# Material

--- Start ---

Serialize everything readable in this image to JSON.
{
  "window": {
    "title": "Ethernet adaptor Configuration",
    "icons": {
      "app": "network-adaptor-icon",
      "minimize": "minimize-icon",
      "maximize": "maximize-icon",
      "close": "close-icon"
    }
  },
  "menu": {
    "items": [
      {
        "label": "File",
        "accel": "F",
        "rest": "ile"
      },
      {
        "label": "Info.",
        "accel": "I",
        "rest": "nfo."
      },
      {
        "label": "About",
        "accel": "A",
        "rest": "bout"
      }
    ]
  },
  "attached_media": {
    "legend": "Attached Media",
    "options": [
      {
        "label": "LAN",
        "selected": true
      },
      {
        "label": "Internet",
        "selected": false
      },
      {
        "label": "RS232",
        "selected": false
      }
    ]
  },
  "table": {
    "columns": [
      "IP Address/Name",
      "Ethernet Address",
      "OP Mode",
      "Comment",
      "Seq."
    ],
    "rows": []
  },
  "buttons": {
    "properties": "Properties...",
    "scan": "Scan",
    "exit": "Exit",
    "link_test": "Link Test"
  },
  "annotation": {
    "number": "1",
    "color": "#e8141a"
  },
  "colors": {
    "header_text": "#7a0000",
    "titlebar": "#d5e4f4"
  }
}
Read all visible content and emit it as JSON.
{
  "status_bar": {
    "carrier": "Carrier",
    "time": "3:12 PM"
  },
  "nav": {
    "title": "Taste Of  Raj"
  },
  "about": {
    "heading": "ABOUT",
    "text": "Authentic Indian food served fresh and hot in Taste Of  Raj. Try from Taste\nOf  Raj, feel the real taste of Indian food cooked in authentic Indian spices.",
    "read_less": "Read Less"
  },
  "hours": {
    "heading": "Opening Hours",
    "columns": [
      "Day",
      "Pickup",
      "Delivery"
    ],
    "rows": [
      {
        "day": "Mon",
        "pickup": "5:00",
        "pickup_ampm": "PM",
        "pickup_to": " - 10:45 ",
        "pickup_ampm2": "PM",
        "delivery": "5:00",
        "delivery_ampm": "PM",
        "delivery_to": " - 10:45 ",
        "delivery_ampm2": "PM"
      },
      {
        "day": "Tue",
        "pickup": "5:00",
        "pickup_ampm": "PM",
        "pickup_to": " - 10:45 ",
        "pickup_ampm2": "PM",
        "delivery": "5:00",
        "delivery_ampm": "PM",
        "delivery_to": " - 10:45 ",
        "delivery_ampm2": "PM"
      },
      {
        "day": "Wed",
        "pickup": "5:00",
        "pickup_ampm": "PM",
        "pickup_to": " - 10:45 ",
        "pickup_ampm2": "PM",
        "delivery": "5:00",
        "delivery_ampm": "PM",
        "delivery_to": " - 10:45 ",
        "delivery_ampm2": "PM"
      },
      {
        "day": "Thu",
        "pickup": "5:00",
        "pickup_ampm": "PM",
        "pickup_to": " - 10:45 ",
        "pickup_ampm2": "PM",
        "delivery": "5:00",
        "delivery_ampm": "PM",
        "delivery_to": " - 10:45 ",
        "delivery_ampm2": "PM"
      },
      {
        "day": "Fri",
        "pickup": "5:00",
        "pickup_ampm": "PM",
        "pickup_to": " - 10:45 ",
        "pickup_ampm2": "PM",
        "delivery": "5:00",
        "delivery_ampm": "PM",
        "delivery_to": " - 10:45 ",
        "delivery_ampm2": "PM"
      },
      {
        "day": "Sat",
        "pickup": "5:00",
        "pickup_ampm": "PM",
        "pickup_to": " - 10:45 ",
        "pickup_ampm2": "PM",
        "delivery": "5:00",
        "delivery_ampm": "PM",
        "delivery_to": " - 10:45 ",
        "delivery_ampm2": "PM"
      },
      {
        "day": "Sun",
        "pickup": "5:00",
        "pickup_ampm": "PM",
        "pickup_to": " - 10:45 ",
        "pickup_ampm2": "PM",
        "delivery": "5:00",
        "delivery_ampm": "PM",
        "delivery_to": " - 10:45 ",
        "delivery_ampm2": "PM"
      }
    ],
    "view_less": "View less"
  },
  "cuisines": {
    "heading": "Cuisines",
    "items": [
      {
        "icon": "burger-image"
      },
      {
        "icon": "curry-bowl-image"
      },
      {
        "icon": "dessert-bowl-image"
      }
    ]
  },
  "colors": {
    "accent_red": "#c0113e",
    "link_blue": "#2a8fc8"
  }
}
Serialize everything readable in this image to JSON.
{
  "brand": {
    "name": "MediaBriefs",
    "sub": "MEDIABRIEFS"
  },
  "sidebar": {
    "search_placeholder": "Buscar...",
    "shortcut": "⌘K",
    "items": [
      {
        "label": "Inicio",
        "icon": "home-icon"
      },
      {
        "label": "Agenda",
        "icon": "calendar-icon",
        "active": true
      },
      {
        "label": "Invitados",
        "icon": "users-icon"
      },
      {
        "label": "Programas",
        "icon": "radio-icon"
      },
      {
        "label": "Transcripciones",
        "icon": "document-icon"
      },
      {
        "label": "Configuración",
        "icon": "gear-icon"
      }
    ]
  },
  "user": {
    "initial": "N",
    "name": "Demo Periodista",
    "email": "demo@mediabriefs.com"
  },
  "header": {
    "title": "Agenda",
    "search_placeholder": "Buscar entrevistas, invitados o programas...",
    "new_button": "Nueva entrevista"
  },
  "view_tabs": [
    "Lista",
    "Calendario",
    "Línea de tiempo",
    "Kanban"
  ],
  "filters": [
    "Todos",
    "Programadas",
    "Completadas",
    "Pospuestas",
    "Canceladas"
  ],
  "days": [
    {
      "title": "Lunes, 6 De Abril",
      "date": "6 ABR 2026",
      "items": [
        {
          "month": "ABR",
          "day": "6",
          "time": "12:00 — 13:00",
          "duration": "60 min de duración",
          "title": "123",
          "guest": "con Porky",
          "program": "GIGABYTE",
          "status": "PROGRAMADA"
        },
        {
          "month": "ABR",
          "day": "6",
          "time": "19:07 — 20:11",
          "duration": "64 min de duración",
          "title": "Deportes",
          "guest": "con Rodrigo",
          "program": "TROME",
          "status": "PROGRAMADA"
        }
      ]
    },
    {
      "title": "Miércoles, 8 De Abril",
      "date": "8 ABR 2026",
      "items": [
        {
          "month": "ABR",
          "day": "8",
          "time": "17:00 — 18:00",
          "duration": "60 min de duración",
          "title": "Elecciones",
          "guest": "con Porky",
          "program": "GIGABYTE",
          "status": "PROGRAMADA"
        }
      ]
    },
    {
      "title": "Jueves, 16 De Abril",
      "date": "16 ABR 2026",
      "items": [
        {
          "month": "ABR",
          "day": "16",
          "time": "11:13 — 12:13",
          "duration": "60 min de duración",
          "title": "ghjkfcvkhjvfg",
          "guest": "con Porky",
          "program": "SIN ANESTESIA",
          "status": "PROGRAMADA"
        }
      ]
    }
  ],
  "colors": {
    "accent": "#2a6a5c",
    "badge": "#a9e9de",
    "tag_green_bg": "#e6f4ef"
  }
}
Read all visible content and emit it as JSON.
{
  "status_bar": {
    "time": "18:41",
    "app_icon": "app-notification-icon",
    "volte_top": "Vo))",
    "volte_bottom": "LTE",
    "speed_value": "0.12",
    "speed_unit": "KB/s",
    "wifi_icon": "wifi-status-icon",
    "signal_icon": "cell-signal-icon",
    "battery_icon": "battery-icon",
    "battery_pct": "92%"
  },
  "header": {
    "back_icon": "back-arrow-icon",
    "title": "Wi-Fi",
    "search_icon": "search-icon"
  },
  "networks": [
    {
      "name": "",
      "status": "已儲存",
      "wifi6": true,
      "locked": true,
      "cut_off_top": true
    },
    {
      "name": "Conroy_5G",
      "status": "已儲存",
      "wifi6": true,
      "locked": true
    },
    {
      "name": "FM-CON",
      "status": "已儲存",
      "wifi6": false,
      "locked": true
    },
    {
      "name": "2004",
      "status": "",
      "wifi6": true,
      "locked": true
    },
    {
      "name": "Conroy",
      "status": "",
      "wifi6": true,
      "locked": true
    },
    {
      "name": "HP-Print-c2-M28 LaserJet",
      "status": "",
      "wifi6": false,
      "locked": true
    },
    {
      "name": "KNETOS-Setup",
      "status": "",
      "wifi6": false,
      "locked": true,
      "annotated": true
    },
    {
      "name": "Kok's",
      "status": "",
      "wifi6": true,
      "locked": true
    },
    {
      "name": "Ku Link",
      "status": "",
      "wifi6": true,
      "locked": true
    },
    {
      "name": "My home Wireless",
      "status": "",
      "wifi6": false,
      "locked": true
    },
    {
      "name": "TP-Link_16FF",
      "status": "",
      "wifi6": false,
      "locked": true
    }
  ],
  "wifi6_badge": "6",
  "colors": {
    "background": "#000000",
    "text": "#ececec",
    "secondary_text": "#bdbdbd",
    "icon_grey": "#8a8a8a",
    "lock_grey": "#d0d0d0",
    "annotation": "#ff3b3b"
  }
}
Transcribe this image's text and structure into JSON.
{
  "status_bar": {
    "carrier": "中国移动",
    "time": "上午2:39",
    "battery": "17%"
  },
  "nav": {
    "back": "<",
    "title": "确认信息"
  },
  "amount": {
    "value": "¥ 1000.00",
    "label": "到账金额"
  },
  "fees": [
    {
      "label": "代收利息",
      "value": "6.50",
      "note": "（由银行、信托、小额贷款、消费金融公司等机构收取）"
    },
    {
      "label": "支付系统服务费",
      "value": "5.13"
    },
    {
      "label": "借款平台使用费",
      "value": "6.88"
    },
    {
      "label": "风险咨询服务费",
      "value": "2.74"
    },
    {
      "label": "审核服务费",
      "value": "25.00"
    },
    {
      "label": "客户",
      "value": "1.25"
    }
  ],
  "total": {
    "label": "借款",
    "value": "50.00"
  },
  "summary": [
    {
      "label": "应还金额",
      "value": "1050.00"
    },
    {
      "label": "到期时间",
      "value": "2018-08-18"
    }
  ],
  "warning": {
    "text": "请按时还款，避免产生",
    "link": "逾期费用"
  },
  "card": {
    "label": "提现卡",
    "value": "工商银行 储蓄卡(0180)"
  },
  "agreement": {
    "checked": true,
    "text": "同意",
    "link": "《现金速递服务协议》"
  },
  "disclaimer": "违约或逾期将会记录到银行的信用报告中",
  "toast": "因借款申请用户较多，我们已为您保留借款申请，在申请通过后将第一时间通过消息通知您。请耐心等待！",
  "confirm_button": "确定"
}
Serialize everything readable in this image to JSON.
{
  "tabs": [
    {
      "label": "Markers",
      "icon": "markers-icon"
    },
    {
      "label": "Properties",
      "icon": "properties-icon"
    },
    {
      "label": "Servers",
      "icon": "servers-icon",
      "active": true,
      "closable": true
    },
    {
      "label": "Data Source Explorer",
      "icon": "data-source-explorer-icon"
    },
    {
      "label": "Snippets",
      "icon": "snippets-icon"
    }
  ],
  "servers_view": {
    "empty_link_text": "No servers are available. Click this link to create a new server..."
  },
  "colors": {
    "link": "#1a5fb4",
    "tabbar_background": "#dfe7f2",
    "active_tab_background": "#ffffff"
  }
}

--- End ---

# Direction
In the lines above, locate the string "time". Copy every line where it occurs.

# Problem solution
    "time": "3:12 PM"
          "time": "12:00 — 13:00",
          "time": "19:07 — 20:11",
          "time": "17:00 — 18:00",
          "time": "11:13 — 12:13",
    "time": "18:41",
    "time": "上午2:39",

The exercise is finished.